▶ Required task: Write every record out again exactly, and keep images out of it.

_ _ _

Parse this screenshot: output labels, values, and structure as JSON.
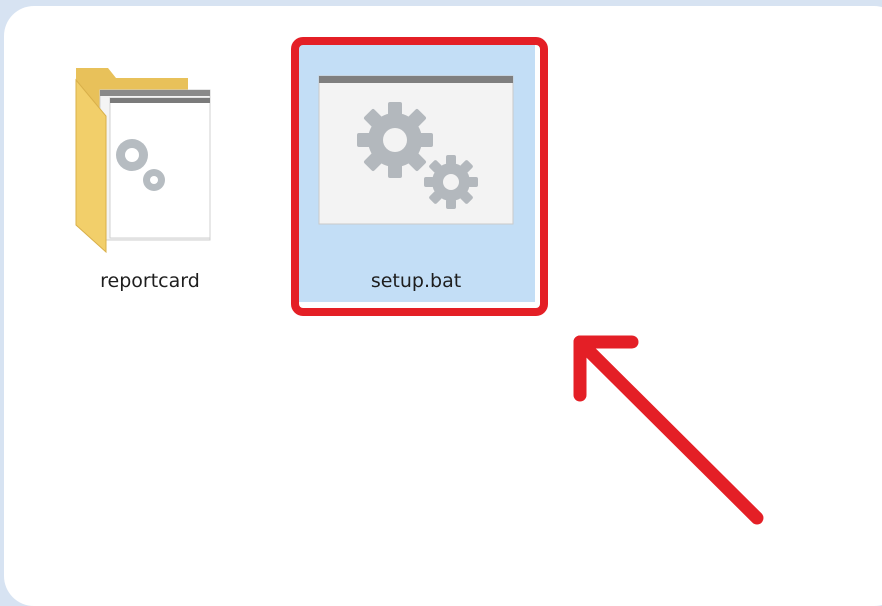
{
  "files": [
    {
      "name": "reportcard",
      "type": "folder",
      "icon": "folder-with-settings-icon"
    },
    {
      "name": "setup.bat",
      "type": "batch-file",
      "icon": "batch-file-gears-icon",
      "selected": true
    }
  ],
  "annotation": {
    "highlight_color": "#e41f26",
    "selection_color": "#c3def6"
  }
}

_ _ _

▶ Output below:
Parse this screenshot: output labels, values, and structure as JSON.
{
  "files": [
    {
      "name": "reportcard",
      "type": "folder",
      "icon": "folder-with-settings-icon"
    },
    {
      "name": "setup.bat",
      "type": "batch-file",
      "icon": "batch-file-gears-icon",
      "selected": true
    }
  ],
  "annotation": {
    "highlight_color": "#e41f26",
    "selection_color": "#c3def6"
  }
}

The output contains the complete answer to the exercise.